(Entries of transcribed document text)
++++++++++

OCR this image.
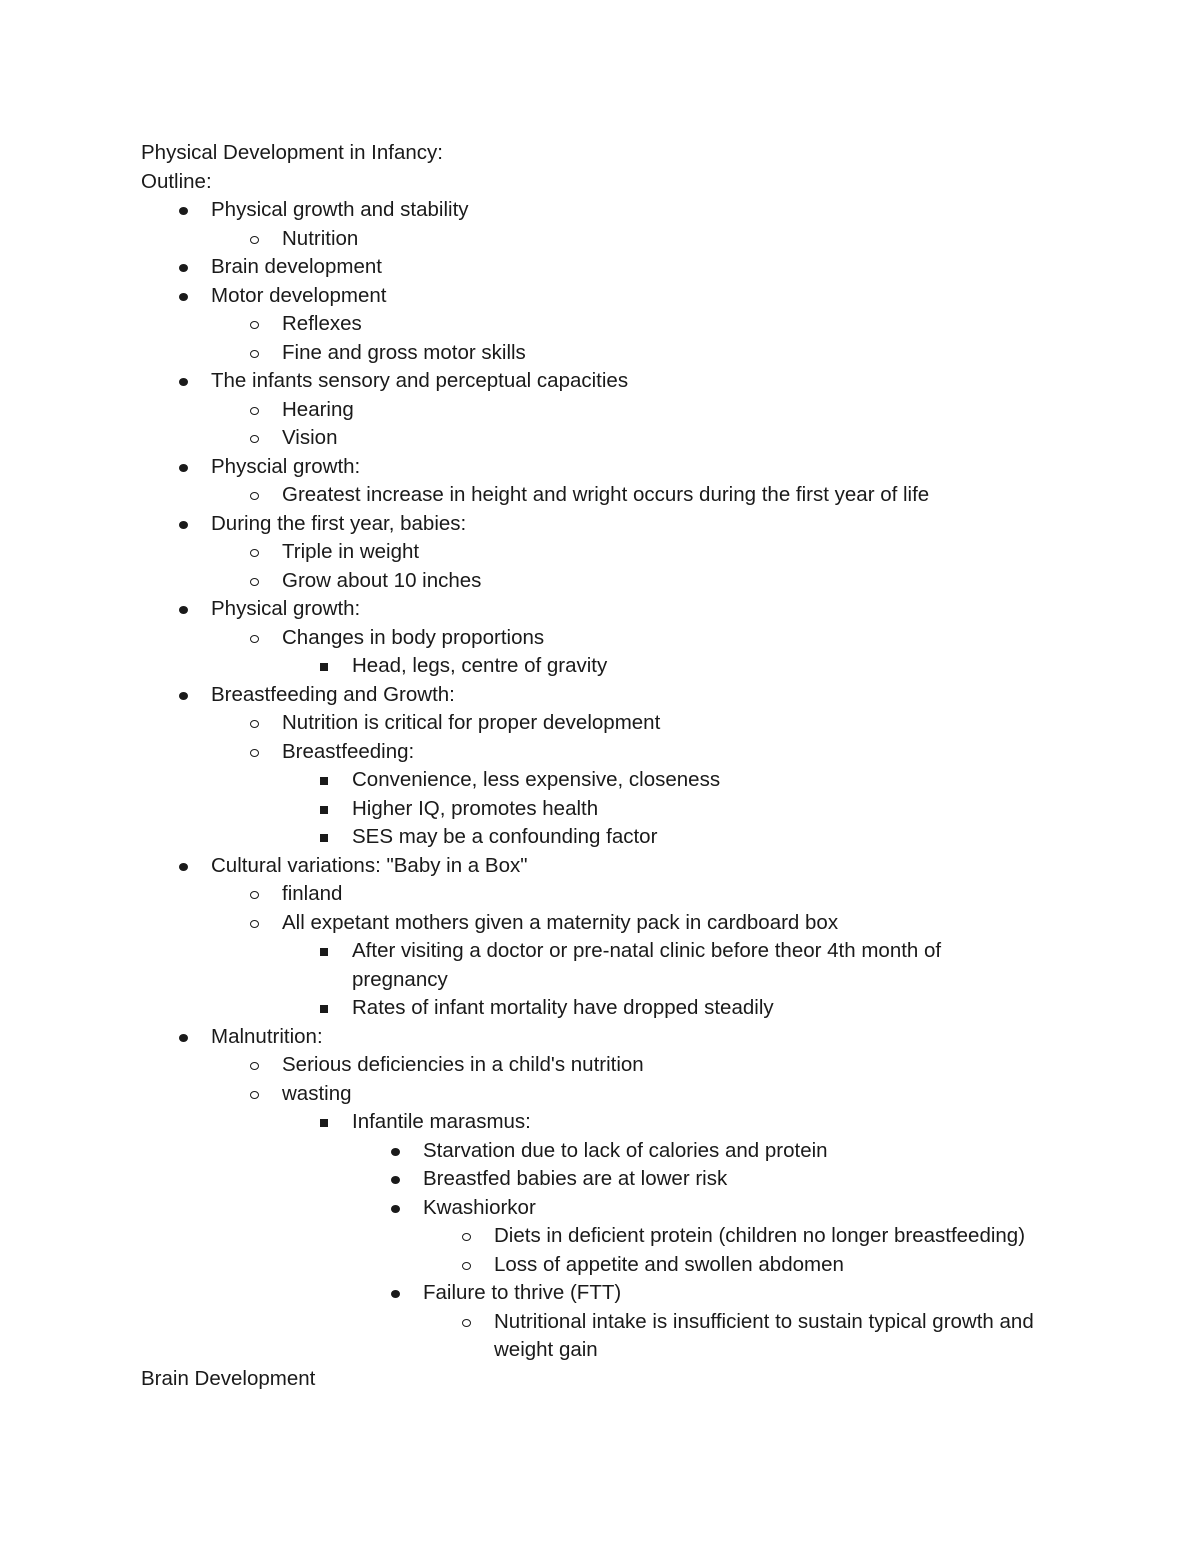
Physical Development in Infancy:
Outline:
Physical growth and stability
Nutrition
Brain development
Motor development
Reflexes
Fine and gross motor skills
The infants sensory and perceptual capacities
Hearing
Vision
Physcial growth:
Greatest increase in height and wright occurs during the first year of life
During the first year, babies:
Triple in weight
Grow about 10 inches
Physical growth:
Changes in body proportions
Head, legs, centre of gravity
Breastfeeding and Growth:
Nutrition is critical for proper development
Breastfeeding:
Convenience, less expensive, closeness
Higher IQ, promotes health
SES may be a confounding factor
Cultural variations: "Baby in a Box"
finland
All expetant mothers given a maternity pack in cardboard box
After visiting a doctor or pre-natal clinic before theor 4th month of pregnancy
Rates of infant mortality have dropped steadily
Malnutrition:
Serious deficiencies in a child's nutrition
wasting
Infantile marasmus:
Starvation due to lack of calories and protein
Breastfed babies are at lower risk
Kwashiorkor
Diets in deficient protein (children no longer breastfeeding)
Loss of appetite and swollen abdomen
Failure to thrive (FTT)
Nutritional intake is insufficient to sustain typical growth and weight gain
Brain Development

++++++++++

## What the exercise asks
Reply with nothing but the count of lines in the entries above that contain "Brain".

## Task response
2